◆ **Exercise details**:
For each line that holds "object", copy the line out.

--- Data shown ---

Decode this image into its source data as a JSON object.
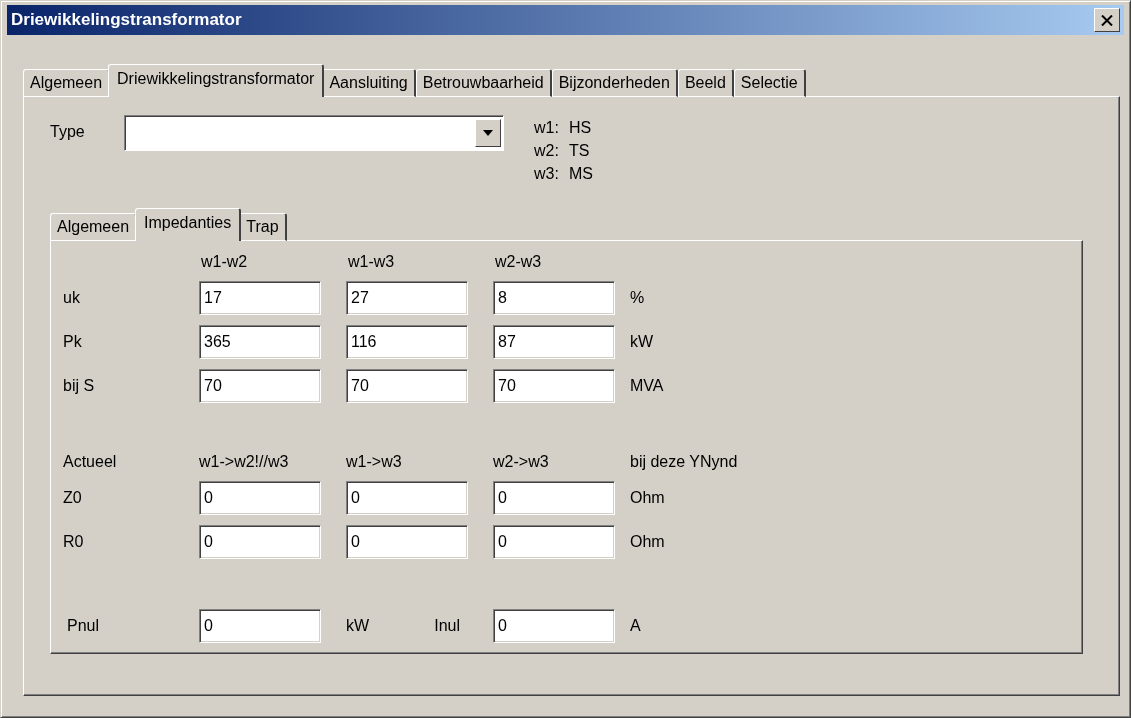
{
  "window": {
    "title": "Driewikkelingstransformator"
  },
  "tabs": [
    {
      "label": "Algemeen",
      "selected": false
    },
    {
      "label": "Driewikkelingstransformator",
      "selected": true
    },
    {
      "label": "Aansluiting",
      "selected": false
    },
    {
      "label": "Betrouwbaarheid",
      "selected": false
    },
    {
      "label": "Bijzonderheden",
      "selected": false
    },
    {
      "label": "Beeld",
      "selected": false
    },
    {
      "label": "Selectie",
      "selected": false
    }
  ],
  "type_field": {
    "label": "Type"
  },
  "windings": [
    {
      "name": "w1:",
      "value": "HS"
    },
    {
      "name": "w2:",
      "value": "TS"
    },
    {
      "name": "w3:",
      "value": "MS"
    }
  ],
  "sub_tabs": [
    {
      "label": "Algemeen",
      "selected": false
    },
    {
      "label": "Impedanties",
      "selected": true
    },
    {
      "label": "Trap",
      "selected": false
    }
  ],
  "impedances": {
    "columns": [
      "w1-w2",
      "w1-w3",
      "w2-w3"
    ],
    "rows": [
      {
        "label": "uk",
        "values": [
          "17",
          "27",
          "8"
        ],
        "unit": "%"
      },
      {
        "label": "Pk",
        "values": [
          "365",
          "116",
          "87"
        ],
        "unit": "kW"
      },
      {
        "label": "bij S",
        "values": [
          "70",
          "70",
          "70"
        ],
        "unit": "MVA"
      }
    ]
  },
  "zero_sequence": {
    "label": "Actueel",
    "columns": [
      "w1->w2!//w3",
      "w1->w3",
      "w2->w3"
    ],
    "note": "bij deze YNynd",
    "rows": [
      {
        "label": "Z0",
        "values": [
          "0",
          "0",
          "0"
        ],
        "unit": "Ohm"
      },
      {
        "label": "R0",
        "values": [
          "0",
          "0",
          "0"
        ],
        "unit": "Ohm"
      }
    ]
  },
  "no_load": [
    {
      "label": "Pnul",
      "value": "0",
      "unit": "kW"
    },
    {
      "label": "Inul",
      "value": "0",
      "unit": "A"
    }
  ]
}
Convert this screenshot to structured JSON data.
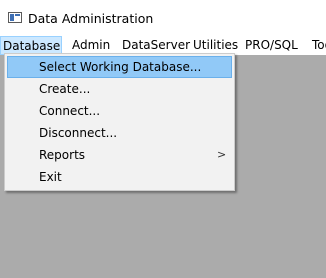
{
  "window": {
    "title": "Data Administration",
    "icon": "application-window-icon"
  },
  "menubar": {
    "items": [
      {
        "label": "Database"
      },
      {
        "label": "Admin"
      },
      {
        "label": "DataServer"
      },
      {
        "label": "Utilities"
      },
      {
        "label": "PRO/SQL"
      },
      {
        "label": "Too"
      }
    ]
  },
  "database_menu": {
    "items": [
      {
        "label": "Select Working Database..."
      },
      {
        "label": "Create..."
      },
      {
        "label": "Connect..."
      },
      {
        "label": "Disconnect..."
      },
      {
        "label": "Reports",
        "submenu_indicator": ">"
      },
      {
        "label": "Exit"
      }
    ]
  },
  "colors": {
    "highlight": "#91c9f7",
    "menubar_active": "#cce8ff",
    "workspace": "#ababab"
  }
}
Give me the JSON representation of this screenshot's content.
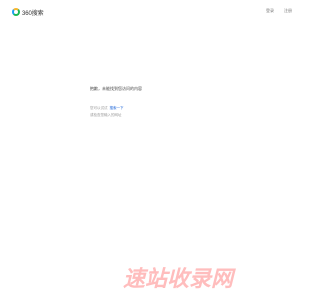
{
  "header": {
    "logo_text": "360搜索",
    "nav": [
      {
        "label": "登录"
      },
      {
        "label": "注册"
      }
    ]
  },
  "main": {
    "message": "抱歉，未能找到您访问的内容",
    "suggestion_prefix": "您可以试试",
    "suggestion_link": "搜索一下",
    "suggestion_line2": "或检查您输入的网址"
  },
  "watermark": {
    "text": "速站收录网"
  },
  "colors": {
    "link": "#1a63d8",
    "logo_green": "#19b955",
    "watermark": "#ffadad"
  }
}
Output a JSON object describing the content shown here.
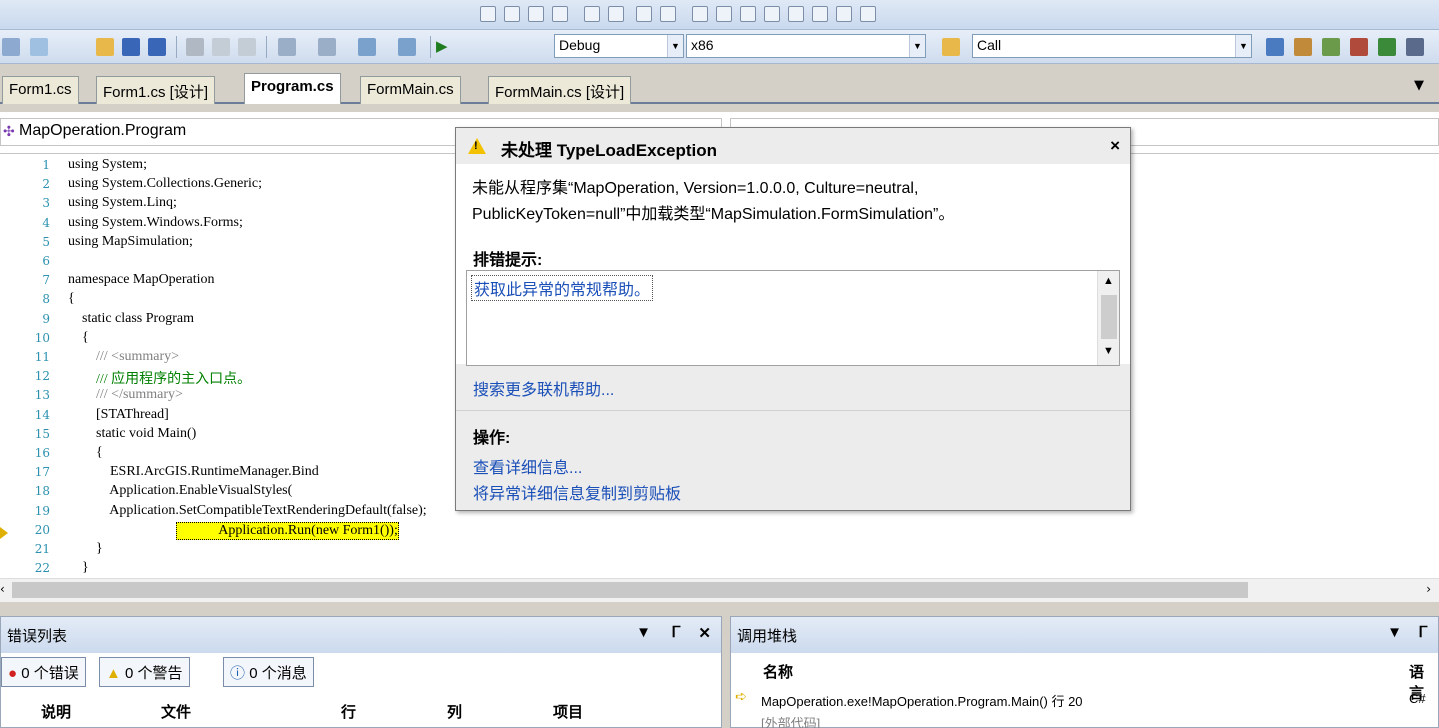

---

◆ **Answer for this exercise**:
Decode this image into its source data as a JSON object.
Output a JSON object describing the content shown here.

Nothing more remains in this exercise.